Every line that contains the word "What" should be copied.

Chart and figure data
==============================

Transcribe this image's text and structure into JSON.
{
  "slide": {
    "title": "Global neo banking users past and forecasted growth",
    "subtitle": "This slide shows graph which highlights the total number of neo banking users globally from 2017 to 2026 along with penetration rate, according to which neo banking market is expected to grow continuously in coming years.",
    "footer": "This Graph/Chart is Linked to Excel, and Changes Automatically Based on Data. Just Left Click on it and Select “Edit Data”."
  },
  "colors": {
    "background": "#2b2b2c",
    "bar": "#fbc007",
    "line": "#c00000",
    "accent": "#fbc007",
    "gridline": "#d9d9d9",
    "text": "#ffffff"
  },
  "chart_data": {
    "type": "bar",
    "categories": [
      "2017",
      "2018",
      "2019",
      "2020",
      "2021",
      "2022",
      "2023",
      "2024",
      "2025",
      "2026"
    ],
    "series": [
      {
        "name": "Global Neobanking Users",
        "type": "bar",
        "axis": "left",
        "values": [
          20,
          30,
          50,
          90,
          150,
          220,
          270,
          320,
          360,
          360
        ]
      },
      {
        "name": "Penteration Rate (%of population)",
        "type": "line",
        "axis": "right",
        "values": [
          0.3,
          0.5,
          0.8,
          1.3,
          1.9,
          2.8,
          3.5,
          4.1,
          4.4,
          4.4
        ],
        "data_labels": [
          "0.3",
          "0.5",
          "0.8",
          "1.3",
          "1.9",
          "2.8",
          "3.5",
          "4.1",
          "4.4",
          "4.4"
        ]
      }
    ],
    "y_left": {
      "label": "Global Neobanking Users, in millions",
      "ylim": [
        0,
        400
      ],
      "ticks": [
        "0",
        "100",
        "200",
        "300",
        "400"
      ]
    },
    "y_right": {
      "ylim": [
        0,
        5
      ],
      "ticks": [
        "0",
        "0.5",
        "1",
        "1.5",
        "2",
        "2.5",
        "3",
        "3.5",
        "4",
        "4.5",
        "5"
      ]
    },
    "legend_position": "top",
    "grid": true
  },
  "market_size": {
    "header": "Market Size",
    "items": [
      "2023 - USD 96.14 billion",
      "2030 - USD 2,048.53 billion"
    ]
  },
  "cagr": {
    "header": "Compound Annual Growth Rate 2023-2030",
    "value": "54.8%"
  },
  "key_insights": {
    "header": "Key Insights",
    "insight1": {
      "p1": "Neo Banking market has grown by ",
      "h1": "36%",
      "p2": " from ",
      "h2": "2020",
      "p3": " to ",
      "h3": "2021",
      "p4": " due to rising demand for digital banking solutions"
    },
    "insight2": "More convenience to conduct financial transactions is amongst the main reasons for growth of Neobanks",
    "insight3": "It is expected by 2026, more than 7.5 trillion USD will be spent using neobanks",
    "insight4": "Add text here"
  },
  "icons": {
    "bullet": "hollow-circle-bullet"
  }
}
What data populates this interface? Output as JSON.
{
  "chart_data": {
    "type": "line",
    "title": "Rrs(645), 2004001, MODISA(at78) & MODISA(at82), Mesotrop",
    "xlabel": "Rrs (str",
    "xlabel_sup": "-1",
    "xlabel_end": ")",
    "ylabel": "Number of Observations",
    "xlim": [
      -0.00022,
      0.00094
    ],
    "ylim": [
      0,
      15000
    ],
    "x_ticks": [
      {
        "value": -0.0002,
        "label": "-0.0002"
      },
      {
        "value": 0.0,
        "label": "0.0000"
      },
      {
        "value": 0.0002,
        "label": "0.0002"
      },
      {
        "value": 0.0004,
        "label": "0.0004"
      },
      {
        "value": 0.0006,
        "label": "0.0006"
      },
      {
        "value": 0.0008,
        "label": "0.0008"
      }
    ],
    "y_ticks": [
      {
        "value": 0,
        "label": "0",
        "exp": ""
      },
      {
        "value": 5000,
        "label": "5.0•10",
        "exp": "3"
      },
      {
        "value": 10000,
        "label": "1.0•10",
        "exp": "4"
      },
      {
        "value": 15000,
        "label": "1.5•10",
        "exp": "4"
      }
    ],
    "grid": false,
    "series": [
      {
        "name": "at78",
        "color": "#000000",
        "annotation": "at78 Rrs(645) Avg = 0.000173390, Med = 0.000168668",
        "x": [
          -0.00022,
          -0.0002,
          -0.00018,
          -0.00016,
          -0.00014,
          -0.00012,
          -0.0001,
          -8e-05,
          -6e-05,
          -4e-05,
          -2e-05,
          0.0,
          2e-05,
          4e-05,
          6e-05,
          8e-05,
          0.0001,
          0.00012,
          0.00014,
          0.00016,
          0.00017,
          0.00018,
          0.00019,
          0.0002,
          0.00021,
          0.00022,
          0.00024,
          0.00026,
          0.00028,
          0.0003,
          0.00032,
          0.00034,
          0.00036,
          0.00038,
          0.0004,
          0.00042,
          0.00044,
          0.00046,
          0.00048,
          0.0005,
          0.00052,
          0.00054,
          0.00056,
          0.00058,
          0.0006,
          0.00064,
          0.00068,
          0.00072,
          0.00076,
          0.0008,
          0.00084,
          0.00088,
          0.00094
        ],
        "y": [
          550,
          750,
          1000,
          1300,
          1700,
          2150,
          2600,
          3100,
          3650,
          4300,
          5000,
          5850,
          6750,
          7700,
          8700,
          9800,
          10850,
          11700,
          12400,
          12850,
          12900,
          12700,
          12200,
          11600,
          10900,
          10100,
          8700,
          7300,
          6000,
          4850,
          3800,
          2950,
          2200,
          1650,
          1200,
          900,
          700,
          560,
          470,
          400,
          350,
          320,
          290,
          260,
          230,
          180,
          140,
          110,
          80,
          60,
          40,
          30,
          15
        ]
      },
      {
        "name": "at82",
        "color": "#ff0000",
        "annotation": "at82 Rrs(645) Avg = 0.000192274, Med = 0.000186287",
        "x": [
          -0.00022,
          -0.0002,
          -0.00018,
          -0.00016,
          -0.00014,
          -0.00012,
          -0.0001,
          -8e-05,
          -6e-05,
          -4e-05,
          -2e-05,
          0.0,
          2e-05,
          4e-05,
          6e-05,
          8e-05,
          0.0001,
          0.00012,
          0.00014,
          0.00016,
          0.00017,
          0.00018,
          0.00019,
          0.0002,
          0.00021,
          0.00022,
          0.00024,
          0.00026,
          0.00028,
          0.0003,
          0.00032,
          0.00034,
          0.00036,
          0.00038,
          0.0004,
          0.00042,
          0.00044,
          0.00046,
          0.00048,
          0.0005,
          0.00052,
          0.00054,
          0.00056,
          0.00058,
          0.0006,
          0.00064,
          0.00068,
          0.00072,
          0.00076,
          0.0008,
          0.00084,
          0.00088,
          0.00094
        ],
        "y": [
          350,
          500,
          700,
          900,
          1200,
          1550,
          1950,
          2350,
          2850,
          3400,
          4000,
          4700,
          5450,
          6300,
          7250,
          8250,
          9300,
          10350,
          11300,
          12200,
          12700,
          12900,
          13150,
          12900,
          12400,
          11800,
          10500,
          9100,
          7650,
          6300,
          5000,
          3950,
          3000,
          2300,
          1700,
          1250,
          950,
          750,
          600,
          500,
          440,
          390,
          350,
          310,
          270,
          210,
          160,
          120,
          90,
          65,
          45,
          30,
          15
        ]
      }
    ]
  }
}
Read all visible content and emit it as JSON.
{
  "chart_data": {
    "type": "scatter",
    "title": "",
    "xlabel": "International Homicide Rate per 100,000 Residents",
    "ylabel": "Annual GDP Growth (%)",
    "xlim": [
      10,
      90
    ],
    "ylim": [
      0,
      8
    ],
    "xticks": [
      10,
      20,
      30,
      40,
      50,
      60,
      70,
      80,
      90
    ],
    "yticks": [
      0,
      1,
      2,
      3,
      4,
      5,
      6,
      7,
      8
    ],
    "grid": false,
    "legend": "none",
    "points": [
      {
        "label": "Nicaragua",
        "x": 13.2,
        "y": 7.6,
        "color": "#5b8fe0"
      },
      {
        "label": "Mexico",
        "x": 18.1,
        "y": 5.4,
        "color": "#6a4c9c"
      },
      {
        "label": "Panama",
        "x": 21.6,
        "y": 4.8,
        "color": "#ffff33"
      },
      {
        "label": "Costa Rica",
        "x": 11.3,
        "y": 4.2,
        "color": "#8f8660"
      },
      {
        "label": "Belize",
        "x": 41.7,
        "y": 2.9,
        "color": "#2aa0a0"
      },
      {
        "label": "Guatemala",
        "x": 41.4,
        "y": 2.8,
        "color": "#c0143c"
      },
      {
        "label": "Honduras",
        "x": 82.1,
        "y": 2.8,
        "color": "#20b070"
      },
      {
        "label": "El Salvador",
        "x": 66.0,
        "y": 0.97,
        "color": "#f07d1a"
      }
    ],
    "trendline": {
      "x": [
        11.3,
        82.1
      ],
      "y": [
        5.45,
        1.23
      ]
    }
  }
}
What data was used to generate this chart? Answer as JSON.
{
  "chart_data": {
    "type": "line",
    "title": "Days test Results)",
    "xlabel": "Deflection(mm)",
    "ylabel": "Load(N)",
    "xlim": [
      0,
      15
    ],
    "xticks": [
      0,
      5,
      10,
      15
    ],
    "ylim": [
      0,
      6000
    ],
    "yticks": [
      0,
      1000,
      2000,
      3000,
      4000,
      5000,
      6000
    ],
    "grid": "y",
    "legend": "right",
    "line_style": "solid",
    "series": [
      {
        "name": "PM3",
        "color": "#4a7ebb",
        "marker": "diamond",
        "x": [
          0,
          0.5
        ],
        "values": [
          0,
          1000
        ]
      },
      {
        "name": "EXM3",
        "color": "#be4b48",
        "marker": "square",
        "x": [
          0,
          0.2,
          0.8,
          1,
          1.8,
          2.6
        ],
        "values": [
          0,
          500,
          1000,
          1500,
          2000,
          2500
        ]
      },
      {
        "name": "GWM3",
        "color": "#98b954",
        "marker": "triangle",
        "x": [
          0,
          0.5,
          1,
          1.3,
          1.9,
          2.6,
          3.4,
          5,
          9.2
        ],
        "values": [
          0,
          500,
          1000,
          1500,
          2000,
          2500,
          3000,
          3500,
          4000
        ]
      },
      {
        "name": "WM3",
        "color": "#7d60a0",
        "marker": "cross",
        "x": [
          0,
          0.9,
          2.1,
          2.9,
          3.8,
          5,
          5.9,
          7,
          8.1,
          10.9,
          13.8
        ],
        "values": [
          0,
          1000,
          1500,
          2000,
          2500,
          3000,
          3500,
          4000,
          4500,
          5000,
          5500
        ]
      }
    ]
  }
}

==============================

### ANSWER TO THE EXERCISE
What data populates this interface? Output as JSON.
What data was used to generate this chart? Answer as JSON.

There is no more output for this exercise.